• _Collected data_
** begin **
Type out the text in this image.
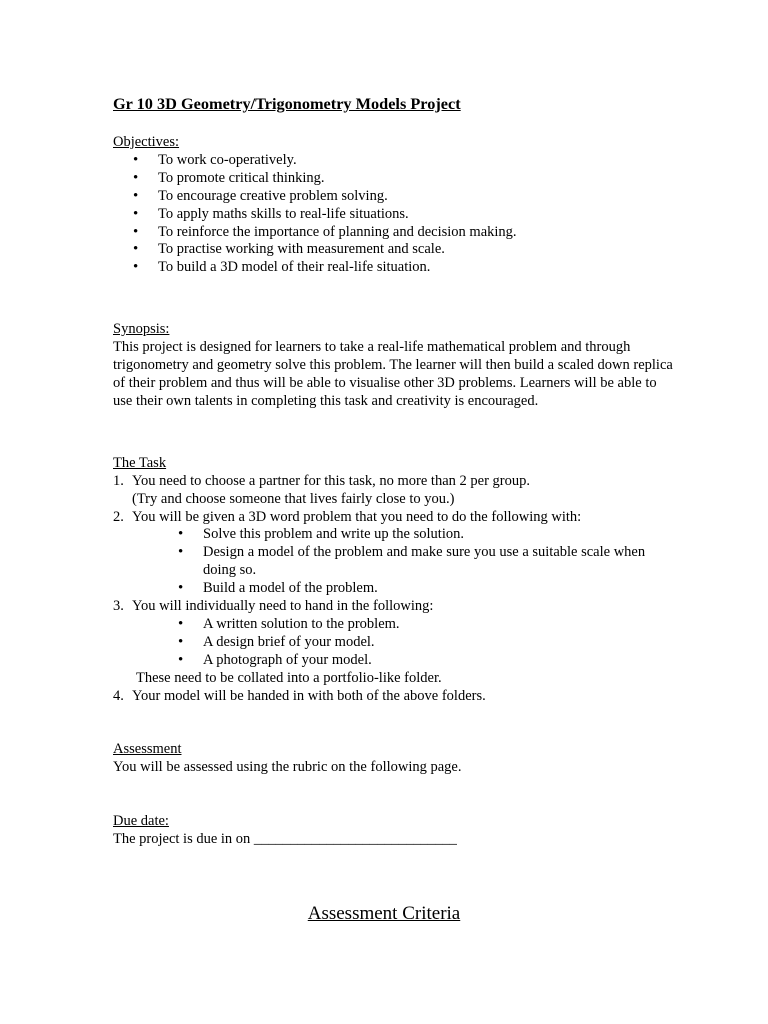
Gr 10 3D Geometry/Trigonometry Models Project

Objectives:

• To work co-operatively.
• To promote critical thinking.
• To encourage creative problem solving.
• To apply maths skills to real-life situations.
• To reinforce the importance of planning and decision making.
• To practise working with measurement and scale.
• To build a 3D model of their real-life situation.

Synopsis:

This project is designed for learners to take a real-life mathematical problem and through trigonometry and geometry solve this problem. The learner will then build a scaled down replica of their problem and thus will be able to visualise other 3D problems. Learners will be able to use their own talents in completing this task and creativity is encouraged.

The Task

1. You need to choose a partner for this task, no more than 2 per group.
(Try and choose someone that lives fairly close to you.)
2. You will be given a 3D word problem that you need to do the following with:
• Solve this problem and write up the solution.
• Design a model of the problem and make sure you use a suitable scale when doing so.
• Build a model of the problem.
3. You will individually need to hand in the following:
• A written solution to the problem.
• A design brief of your model.
• A photograph of your model.
These need to be collated into a portfolio-like folder.
4. Your model will be handed in with both of the above folders.

Assessment

You will be assessed using the rubric on the following page.

Due date:

The project is due in on ____________________________

Assessment Criteria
** end **
• _TASK PROMPT_
Using the listing above, pick out each line that contains the word "this", then copy it.

• _THE COMPLETED TASK_
Type out the text in this image.
This project is designed for learners to take a real-life mathematical problem and through trigonometry and geometry solve this problem. The learner will then build a scaled down replica of their problem and thus will be able to visualise other 3D problems. Learners will be able to use their own talents in completing this task and creativity is encouraged.
1. You need to choose a partner for this task, no more than 2 per group.
• Solve this problem and write up the solution.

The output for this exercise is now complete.